| Your objective |
Below are the records. List every line holding the word "hand".

######

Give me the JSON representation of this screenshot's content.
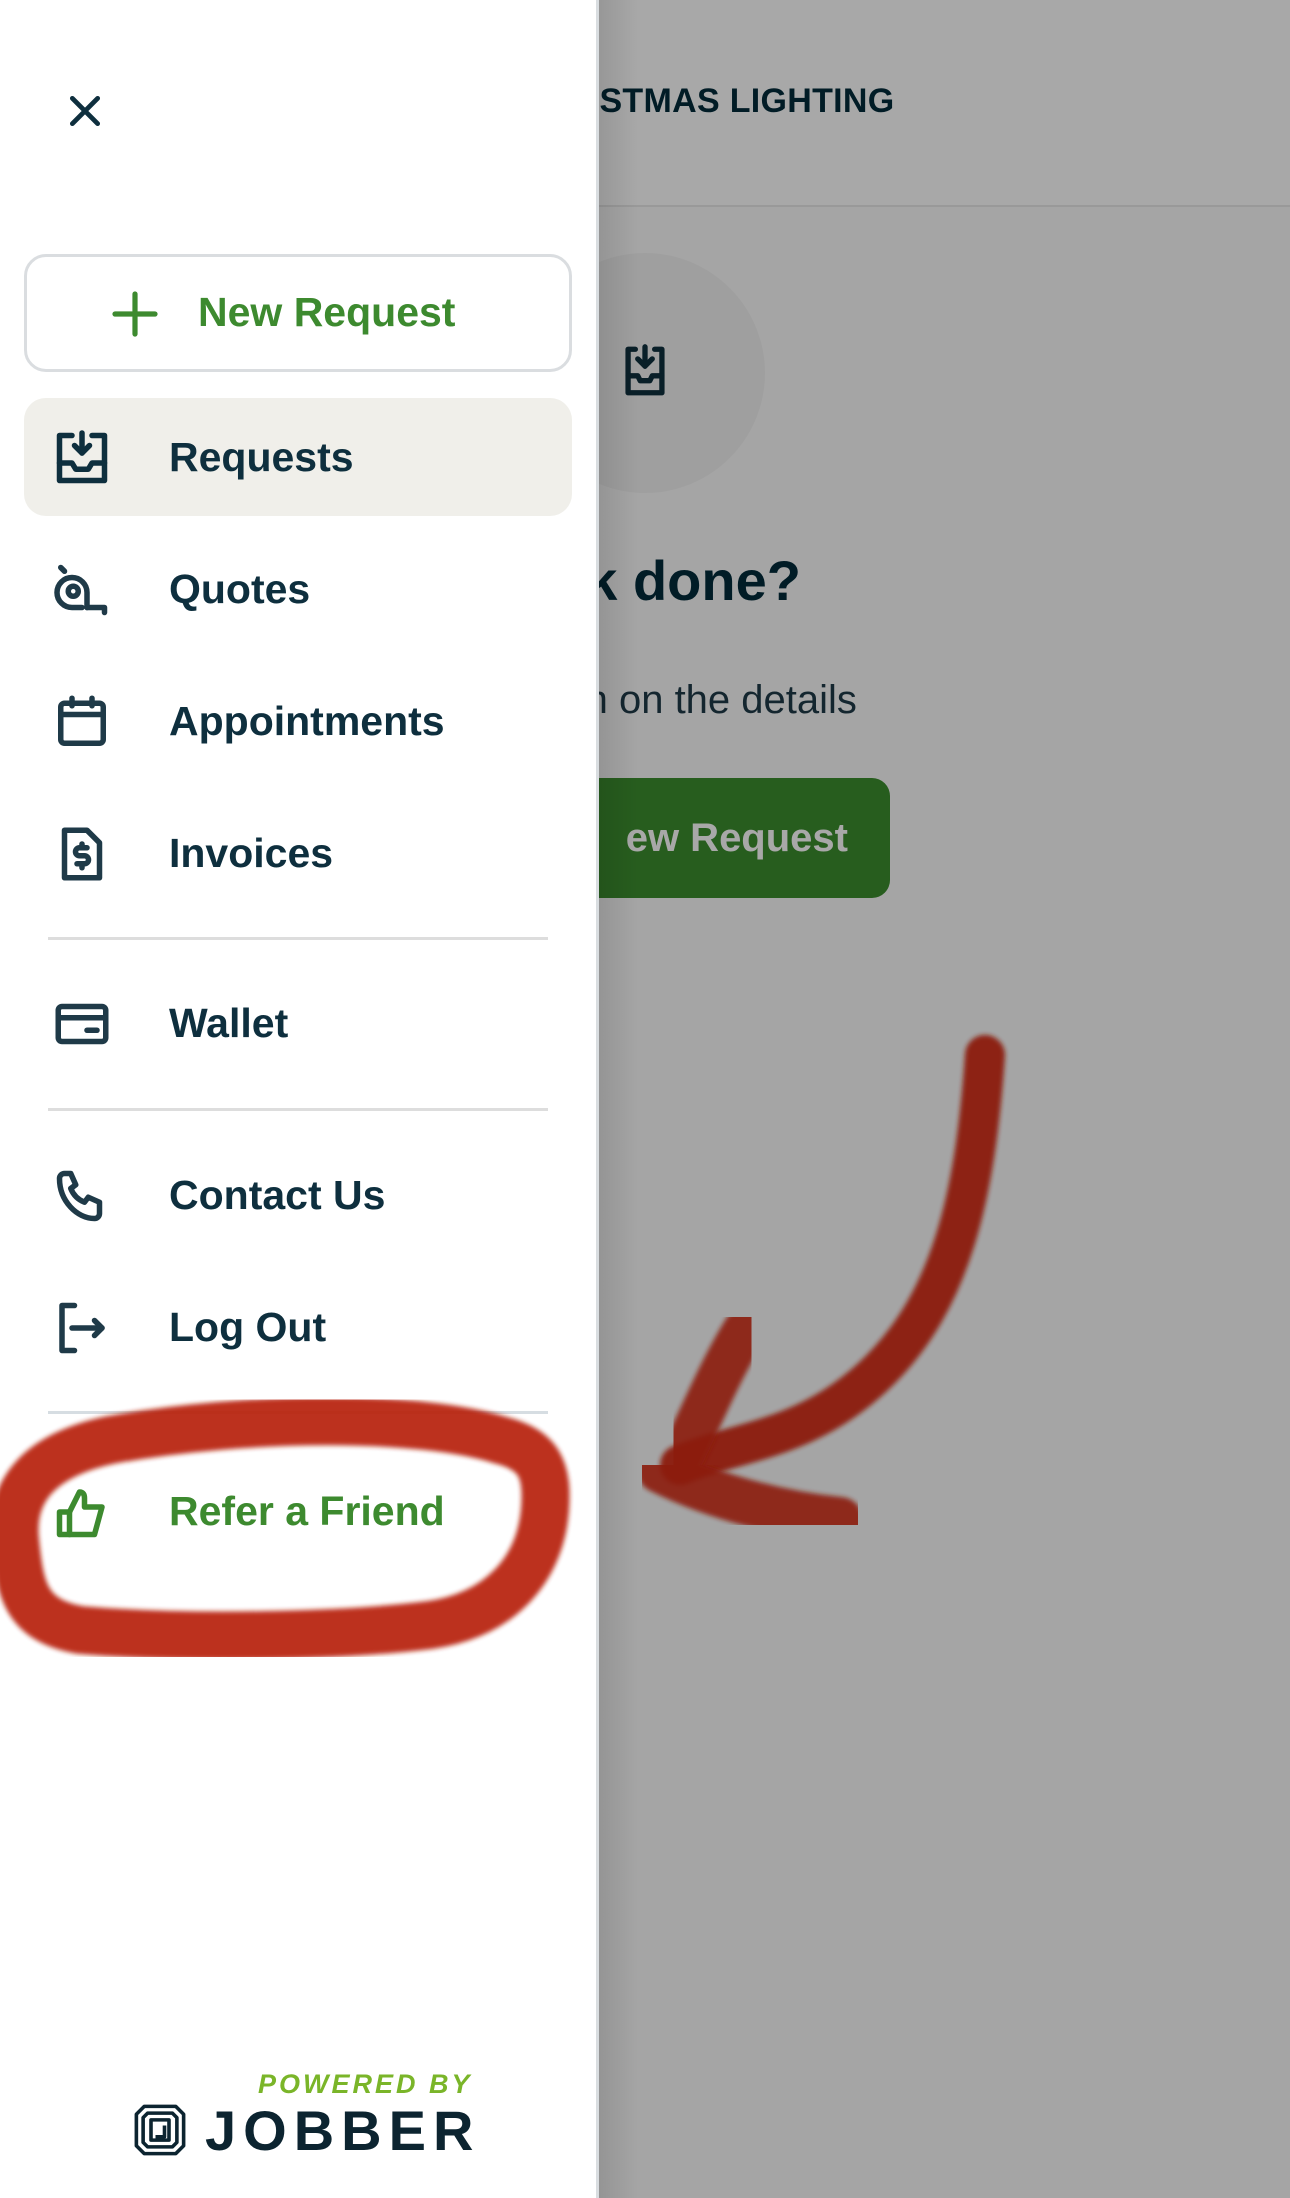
{
  "background_page": {
    "header_title": "HRISTMAS LIGHTING",
    "empty_state": {
      "icon": "inbox-download-icon",
      "title": "e work done?",
      "subtitle": "to fill us in on the details",
      "button_label": "ew Request"
    }
  },
  "drawer": {
    "close_icon": "close-icon",
    "new_request": {
      "icon": "plus-icon",
      "label": "New Request"
    },
    "nav_items": [
      {
        "id": "requests",
        "label": "Requests",
        "icon": "inbox-download-icon",
        "active": true
      },
      {
        "id": "quotes",
        "label": "Quotes",
        "icon": "tape-measure-icon",
        "active": false
      },
      {
        "id": "appointments",
        "label": "Appointments",
        "icon": "calendar-icon",
        "active": false
      },
      {
        "id": "invoices",
        "label": "Invoices",
        "icon": "invoice-dollar-icon",
        "active": false
      },
      {
        "id": "wallet",
        "label": "Wallet",
        "icon": "credit-card-icon",
        "active": false
      },
      {
        "id": "contact",
        "label": "Contact Us",
        "icon": "phone-icon",
        "active": false
      },
      {
        "id": "logout",
        "label": "Log Out",
        "icon": "logout-icon",
        "active": false
      },
      {
        "id": "refer",
        "label": "Refer a Friend",
        "icon": "thumbs-up-icon",
        "active": false
      }
    ],
    "footer": {
      "powered_by": "POWERED BY",
      "brand": "JOBBER",
      "logo_icon": "jobber-logo-icon"
    }
  },
  "colors": {
    "brand_green": "#3d8a2f",
    "text_dark": "#0e2f3e",
    "active_bg": "#f0efea",
    "powered_by_green": "#7ab529",
    "annotation_red": "#b82010"
  },
  "annotations": {
    "highlight": "red hand-drawn circle around Refer a Friend",
    "arrow": "red hand-drawn arrow pointing to Refer a Friend"
  }
}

######

| Solution for this problem |
    "highlight": "red hand-drawn circle around Refer a Friend",
    "arrow": "red hand-drawn arrow pointing to Refer a Friend"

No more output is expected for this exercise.